■ THE REQUEST ■
Copy each line of the records that holds the string "card".

[Dataset records]
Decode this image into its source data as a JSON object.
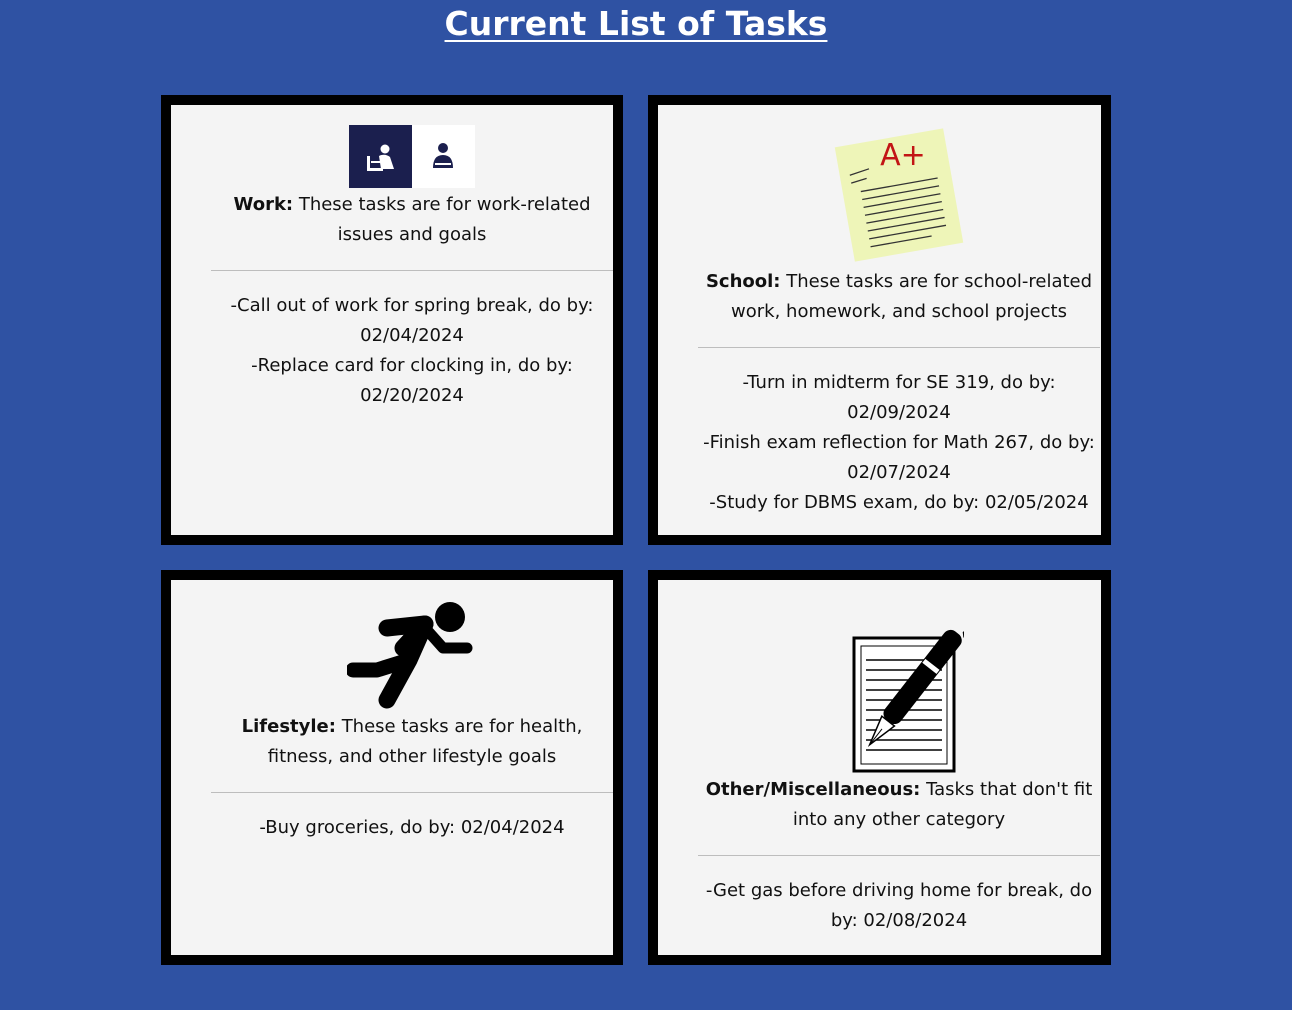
{
  "page": {
    "title": "Current List of Tasks"
  },
  "categories": [
    {
      "id": "work",
      "icon": "office-worker-icons",
      "name": "Work:",
      "description": " These tasks are for work-related issues and goals",
      "tasks": [
        "-Call out of work for spring break, do by: 02/04/2024",
        "-Replace card for clocking in, do by: 02/20/2024"
      ]
    },
    {
      "id": "school",
      "icon": "graded-paper-a-plus-icon",
      "name": "School:",
      "description": " These tasks are for school-related work, homework, and school projects",
      "tasks": [
        "-Turn in midterm for SE 319, do by: 02/09/2024",
        "-Finish exam reflection for Math 267, do by: 02/07/2024",
        "-Study for DBMS exam, do by: 02/05/2024"
      ]
    },
    {
      "id": "lifestyle",
      "icon": "running-person-icon",
      "name": "Lifestyle:",
      "description": " These tasks are for health, fitness, and other lifestyle goals",
      "tasks": [
        "-Buy groceries, do by: 02/04/2024"
      ]
    },
    {
      "id": "other",
      "icon": "paper-and-pen-icon",
      "name": "Other/Miscellaneous:",
      "description": " Tasks that don't fit into any other category",
      "tasks": [
        "-Get gas before driving home for break, do by: 02/08/2024"
      ]
    }
  ],
  "icon_text": {
    "grade": "A+"
  },
  "colors": {
    "background": "#2f52a3",
    "card": "#f4f4f4",
    "border": "#000000",
    "icon_navy": "#1b1f4e",
    "grade_red": "#c21515",
    "paper_yellow": "#eef5b8"
  }
}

■ TASK RESPONSE ■
        "-Replace card for clocking in, do by: 02/20/2024"
    "card": "#f4f4f4",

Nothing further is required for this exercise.